** start PAGE EXCERPT **
Stage 5 - Customizing The Signalling Schedule
How to customize Experience Sampler with your own signalling schedule
The scheduling notification function will differ depending on the design chosen.
Research Design Decisions
- Before we begin customizing the scheduleNotifs function, a few decisions need to be made about the nature of the design:
- When the daily data collection period should start and stop
- Whether the daily data collection period will vary depending on the day (e.g., to accommodate changes in participants'
schedules depending on whether it is a weekday or weekend) - How much time should elapse between signals
- For signal-contingent designs with random intervals, what is the minimum and maximum amount of time that should elapse between signals
- For signal-contingent designs with fixed intervals, how much time should elapse between signals
- For interval-contingent designs, when should participants complete the questionnaire (e.g., after waking up, before bed, or after dinner)
- How many questionnaires participants should complete each day
- How long the experience sampling period is (e.g., one week, two weeks, one month)
scheduleNotif Function
Because the schedulingQuestionnaires function is crucial to the overall functioning of the app in experience sampling studies, we will describe each part of the function thoroughly so that
you can customize the app to meet your study design needs.
** end PAGE EXCERPT **
** start PROVIDED DATA **
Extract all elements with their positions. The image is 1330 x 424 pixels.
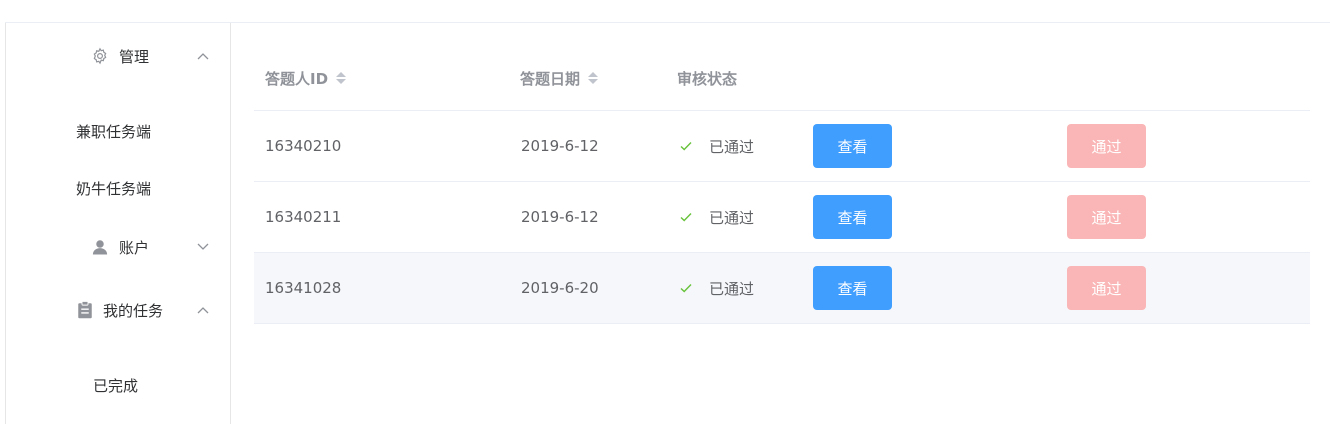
** end PROVIDED DATA **
[PROBLEM TO SOLVE] Reproduce the passage from the signalling schedule page above that begins with the words containing "- How many questionnaires" and ends with "study design needs.".

[RESULT BELOW]
- How many questionnaires participants should complete each day
- How long the experience sampling period is (e.g., one week, two weeks, one month)
scheduleNotif Function
Because the schedulingQuestionnaires function is crucial to the overall functioning of the app in experience sampling studies, we will describe each part of the function thoroughly so that
you can customize the app to meet your study design needs.